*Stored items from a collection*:
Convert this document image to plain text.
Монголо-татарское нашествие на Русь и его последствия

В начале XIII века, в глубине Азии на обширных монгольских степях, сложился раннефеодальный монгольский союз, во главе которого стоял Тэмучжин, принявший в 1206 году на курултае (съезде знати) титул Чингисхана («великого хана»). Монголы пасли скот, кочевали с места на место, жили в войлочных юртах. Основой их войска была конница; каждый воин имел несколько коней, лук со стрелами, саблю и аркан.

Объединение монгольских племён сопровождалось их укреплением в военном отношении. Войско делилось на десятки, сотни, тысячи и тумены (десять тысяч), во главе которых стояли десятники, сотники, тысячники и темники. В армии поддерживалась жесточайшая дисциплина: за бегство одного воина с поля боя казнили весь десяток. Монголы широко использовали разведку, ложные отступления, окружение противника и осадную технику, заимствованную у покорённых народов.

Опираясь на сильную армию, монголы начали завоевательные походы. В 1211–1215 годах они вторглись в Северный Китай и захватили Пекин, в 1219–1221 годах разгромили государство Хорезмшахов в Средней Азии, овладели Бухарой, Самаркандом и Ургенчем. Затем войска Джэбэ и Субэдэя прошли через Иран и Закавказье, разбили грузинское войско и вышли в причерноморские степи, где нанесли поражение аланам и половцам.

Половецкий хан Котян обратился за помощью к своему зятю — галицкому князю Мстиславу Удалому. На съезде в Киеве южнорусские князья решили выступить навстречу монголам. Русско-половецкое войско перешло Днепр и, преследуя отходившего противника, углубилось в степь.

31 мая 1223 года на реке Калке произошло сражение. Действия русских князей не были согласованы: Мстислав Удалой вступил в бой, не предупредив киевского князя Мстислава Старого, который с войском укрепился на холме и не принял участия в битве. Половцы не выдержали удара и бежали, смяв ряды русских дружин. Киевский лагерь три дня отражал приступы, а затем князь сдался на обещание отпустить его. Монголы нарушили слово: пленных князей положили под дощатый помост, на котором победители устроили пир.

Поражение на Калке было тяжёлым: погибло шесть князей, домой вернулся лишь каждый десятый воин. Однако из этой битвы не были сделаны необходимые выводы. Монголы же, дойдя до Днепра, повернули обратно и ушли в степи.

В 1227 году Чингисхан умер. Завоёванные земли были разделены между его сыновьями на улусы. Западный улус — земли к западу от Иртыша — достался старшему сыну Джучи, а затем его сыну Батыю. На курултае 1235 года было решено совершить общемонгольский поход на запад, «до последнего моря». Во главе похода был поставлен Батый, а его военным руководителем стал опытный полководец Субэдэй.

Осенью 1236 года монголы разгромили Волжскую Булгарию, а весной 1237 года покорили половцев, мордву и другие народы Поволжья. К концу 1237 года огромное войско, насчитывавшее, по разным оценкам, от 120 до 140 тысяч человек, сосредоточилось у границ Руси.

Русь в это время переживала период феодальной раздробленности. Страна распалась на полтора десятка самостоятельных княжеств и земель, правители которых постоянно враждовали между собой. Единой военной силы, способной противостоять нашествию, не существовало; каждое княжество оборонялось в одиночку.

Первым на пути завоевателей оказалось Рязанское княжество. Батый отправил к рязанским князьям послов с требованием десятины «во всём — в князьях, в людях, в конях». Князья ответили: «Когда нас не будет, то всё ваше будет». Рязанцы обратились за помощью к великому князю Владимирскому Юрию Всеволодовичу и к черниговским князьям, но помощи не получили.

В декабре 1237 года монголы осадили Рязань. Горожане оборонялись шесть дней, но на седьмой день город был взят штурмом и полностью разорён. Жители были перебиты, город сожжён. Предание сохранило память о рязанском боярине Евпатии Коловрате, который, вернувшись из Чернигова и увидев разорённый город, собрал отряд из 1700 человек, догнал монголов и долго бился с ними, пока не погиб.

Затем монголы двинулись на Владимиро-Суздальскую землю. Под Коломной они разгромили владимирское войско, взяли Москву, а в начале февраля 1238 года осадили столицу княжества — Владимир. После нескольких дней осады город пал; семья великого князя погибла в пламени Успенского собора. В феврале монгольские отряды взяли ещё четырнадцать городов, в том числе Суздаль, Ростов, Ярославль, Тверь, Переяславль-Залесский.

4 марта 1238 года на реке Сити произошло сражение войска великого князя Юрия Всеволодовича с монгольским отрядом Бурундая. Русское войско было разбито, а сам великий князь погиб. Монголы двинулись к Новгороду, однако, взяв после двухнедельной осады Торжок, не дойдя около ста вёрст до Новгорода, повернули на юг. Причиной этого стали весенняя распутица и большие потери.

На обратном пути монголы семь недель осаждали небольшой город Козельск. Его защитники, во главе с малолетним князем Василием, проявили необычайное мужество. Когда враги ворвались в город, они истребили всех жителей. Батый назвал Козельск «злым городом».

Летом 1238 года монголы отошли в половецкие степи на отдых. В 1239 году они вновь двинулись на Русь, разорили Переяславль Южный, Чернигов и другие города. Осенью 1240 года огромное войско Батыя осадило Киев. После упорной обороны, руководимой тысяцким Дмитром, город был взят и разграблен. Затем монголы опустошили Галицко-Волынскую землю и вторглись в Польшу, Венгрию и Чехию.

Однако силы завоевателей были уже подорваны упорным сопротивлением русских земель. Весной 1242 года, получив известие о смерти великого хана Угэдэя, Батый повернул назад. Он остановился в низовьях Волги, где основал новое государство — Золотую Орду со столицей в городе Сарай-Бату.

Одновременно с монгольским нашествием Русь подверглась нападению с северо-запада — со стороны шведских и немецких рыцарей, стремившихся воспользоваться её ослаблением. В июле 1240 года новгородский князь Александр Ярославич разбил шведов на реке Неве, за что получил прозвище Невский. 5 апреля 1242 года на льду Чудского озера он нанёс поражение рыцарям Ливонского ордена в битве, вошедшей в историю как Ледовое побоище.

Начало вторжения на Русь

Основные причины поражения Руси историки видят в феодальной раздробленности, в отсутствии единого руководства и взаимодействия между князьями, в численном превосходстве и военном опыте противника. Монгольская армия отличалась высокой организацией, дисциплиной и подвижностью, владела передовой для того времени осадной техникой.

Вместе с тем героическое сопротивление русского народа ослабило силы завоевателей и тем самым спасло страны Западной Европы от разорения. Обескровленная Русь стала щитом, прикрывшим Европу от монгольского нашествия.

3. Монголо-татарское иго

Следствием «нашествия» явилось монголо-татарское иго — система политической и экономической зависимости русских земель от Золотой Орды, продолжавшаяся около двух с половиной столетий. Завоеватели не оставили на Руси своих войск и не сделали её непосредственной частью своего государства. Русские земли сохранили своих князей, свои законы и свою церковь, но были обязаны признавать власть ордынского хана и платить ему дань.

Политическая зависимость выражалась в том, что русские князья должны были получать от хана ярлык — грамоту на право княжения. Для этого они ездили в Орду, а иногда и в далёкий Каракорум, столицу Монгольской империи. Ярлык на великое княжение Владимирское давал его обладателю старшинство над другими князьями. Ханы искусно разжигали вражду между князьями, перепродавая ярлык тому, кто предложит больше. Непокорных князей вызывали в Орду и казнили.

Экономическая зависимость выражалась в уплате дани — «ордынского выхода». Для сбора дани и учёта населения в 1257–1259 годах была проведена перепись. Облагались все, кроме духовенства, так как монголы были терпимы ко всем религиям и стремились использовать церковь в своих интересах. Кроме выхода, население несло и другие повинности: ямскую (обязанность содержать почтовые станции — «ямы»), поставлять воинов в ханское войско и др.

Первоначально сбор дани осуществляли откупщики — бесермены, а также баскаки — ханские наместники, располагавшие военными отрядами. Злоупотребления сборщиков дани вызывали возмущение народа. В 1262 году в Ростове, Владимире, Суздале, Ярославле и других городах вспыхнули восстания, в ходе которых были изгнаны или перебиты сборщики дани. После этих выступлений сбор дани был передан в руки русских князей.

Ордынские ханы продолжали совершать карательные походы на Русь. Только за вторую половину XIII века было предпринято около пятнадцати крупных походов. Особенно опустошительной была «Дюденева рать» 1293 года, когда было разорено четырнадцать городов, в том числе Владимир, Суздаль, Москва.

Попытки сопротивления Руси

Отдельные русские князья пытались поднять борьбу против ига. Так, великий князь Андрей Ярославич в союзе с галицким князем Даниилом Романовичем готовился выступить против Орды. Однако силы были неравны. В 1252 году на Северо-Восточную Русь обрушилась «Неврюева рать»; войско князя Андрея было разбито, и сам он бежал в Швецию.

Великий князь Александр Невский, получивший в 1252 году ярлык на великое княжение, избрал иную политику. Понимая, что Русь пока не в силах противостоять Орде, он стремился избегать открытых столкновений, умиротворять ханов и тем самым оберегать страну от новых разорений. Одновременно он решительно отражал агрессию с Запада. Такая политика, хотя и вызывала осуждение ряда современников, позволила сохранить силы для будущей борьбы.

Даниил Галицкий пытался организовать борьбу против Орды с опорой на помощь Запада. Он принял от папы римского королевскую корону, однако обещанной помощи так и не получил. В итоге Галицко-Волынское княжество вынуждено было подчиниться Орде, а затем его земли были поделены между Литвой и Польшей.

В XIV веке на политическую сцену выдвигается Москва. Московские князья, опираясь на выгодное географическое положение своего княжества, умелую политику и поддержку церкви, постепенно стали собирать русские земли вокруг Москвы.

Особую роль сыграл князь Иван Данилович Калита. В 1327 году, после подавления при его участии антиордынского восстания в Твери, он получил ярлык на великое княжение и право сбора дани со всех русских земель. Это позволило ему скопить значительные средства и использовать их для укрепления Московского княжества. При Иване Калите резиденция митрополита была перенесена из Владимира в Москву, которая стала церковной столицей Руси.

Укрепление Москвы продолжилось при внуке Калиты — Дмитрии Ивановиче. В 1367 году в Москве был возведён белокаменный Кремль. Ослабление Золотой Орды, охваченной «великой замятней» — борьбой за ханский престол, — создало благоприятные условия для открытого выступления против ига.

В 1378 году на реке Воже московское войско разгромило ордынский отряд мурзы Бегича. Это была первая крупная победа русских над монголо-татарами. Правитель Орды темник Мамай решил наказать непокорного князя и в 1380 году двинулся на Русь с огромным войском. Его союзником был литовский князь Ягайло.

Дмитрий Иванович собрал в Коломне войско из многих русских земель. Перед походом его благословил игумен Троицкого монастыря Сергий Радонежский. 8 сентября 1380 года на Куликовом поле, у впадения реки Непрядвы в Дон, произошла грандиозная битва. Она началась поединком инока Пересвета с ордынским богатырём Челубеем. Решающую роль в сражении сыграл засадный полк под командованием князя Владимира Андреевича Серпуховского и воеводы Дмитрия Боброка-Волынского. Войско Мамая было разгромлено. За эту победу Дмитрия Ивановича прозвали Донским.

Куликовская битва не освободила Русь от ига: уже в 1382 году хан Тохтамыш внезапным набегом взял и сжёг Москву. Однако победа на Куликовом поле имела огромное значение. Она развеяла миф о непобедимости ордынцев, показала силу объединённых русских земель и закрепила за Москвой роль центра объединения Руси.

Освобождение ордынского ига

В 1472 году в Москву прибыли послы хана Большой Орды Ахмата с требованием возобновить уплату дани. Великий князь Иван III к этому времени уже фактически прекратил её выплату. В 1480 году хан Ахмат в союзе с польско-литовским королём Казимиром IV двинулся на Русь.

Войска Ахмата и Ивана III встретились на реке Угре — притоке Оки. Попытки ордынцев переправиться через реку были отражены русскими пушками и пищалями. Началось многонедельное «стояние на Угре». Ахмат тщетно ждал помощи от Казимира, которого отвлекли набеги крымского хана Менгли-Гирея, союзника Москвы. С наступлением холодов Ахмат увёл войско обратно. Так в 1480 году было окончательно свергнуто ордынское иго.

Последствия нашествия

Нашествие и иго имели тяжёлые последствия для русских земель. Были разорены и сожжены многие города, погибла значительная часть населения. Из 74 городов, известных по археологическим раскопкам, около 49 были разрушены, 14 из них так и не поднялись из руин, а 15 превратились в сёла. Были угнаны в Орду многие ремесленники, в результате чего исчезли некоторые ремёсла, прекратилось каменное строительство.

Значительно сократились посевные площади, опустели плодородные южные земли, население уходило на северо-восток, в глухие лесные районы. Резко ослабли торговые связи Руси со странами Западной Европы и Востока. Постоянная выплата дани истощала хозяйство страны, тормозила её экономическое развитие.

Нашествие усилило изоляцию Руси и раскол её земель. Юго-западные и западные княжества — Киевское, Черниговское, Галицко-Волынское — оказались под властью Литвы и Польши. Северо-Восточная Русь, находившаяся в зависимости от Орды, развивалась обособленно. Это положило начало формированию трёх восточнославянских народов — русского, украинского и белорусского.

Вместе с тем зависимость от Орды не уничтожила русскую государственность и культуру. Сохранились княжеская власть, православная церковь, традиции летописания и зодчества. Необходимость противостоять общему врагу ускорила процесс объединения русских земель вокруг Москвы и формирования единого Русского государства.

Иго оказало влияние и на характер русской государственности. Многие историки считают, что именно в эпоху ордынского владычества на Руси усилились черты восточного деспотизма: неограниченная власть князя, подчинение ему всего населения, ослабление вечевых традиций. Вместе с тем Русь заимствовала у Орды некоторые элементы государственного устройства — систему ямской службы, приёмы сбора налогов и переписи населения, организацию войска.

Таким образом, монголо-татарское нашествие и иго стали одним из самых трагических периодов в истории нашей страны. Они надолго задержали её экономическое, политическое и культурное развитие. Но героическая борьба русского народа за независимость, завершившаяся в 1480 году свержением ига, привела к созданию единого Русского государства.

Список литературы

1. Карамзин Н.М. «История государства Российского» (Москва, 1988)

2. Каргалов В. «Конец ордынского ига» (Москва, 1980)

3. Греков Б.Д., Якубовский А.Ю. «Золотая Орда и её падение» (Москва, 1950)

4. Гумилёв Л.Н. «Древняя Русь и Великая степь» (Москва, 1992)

*JOB*:
List every line in the records above that contains the word "степь".

*WRITTEN REPLY*:
Половецкий хан Котян обратился за помощью к своему зятю — галицкому князю Мстиславу Удалому. На съезде в Киеве южнорусские князья решили выступить навстречу монголам. Русско-половецкое войско перешло Днепр и, преследуя отходившего противника, углубилось в степь.
4. Гумилёв Л.Н. «Древняя Русь и Великая степь» (Москва, 1992)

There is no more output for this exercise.